**Task brief**
Repeat the records below exactly as they appear.

>> Begin Input rows

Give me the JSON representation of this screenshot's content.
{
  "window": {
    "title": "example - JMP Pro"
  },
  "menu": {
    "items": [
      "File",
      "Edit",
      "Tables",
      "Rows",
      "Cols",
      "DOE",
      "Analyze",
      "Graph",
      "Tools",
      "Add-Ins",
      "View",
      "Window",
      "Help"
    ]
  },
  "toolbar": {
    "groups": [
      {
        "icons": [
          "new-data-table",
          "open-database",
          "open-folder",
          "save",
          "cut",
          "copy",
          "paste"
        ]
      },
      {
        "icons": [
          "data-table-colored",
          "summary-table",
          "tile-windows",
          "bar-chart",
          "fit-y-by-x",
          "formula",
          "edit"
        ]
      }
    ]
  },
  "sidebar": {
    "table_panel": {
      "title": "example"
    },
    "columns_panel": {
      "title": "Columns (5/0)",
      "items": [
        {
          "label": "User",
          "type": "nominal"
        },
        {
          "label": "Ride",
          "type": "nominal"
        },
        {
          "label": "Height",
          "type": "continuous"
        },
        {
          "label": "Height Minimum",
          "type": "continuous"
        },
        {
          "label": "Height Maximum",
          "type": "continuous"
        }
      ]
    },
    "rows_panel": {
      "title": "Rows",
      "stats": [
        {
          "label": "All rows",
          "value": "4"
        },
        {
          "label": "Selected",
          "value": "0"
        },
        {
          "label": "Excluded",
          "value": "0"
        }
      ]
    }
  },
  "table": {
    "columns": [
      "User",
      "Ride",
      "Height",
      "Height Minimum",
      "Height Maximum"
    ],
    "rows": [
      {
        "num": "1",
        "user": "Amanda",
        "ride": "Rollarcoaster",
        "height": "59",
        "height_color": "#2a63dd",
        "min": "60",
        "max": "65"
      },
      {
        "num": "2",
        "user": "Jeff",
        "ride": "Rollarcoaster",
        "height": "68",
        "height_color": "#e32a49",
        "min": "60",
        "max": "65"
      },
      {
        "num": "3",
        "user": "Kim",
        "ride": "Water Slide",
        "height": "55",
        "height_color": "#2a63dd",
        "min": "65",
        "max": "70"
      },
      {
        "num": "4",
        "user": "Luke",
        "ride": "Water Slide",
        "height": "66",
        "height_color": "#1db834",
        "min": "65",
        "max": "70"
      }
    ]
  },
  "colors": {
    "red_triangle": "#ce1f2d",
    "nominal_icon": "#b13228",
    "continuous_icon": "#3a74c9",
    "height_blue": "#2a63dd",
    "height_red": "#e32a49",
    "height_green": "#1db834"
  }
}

>> End Input rows

**Exercise answer**
Give me the JSON representation of this screenshot's content.
{
  "window": {
    "title": "example - JMP Pro"
  },
  "menu": {
    "items": [
      "File",
      "Edit",
      "Tables",
      "Rows",
      "Cols",
      "DOE",
      "Analyze",
      "Graph",
      "Tools",
      "Add-Ins",
      "View",
      "Window",
      "Help"
    ]
  },
  "toolbar": {
    "groups": [
      {
        "icons": [
          "new-data-table",
          "open-database",
          "open-folder",
          "save",
          "cut",
          "copy",
          "paste"
        ]
      },
      {
        "icons": [
          "data-table-colored",
          "summary-table",
          "tile-windows",
          "bar-chart",
          "fit-y-by-x",
          "formula",
          "edit"
        ]
      }
    ]
  },
  "sidebar": {
    "table_panel": {
      "title": "example"
    },
    "columns_panel": {
      "title": "Columns (5/0)",
      "items": [
        {
          "label": "User",
          "type": "nominal"
        },
        {
          "label": "Ride",
          "type": "nominal"
        },
        {
          "label": "Height",
          "type": "continuous"
        },
        {
          "label": "Height Minimum",
          "type": "continuous"
        },
        {
          "label": "Height Maximum",
          "type": "continuous"
        }
      ]
    },
    "rows_panel": {
      "title": "Rows",
      "stats": [
        {
          "label": "All rows",
          "value": "4"
        },
        {
          "label": "Selected",
          "value": "0"
        },
        {
          "label": "Excluded",
          "value": "0"
        }
      ]
    }
  },
  "table": {
    "columns": [
      "User",
      "Ride",
      "Height",
      "Height Minimum",
      "Height Maximum"
    ],
    "rows": [
      {
        "num": "1",
        "user": "Amanda",
        "ride": "Rollarcoaster",
        "height": "59",
        "height_color": "#2a63dd",
        "min": "60",
        "max": "65"
      },
      {
        "num": "2",
        "user": "Jeff",
        "ride": "Rollarcoaster",
        "height": "68",
        "height_color": "#e32a49",
        "min": "60",
        "max": "65"
      },
      {
        "num": "3",
        "user": "Kim",
        "ride": "Water Slide",
        "height": "55",
        "height_color": "#2a63dd",
        "min": "65",
        "max": "70"
      },
      {
        "num": "4",
        "user": "Luke",
        "ride": "Water Slide",
        "height": "66",
        "height_color": "#1db834",
        "min": "65",
        "max": "70"
      }
    ]
  },
  "colors": {
    "red_triangle": "#ce1f2d",
    "nominal_icon": "#b13228",
    "continuous_icon": "#3a74c9",
    "height_blue": "#2a63dd",
    "height_red": "#e32a49",
    "height_green": "#1db834"
  }
}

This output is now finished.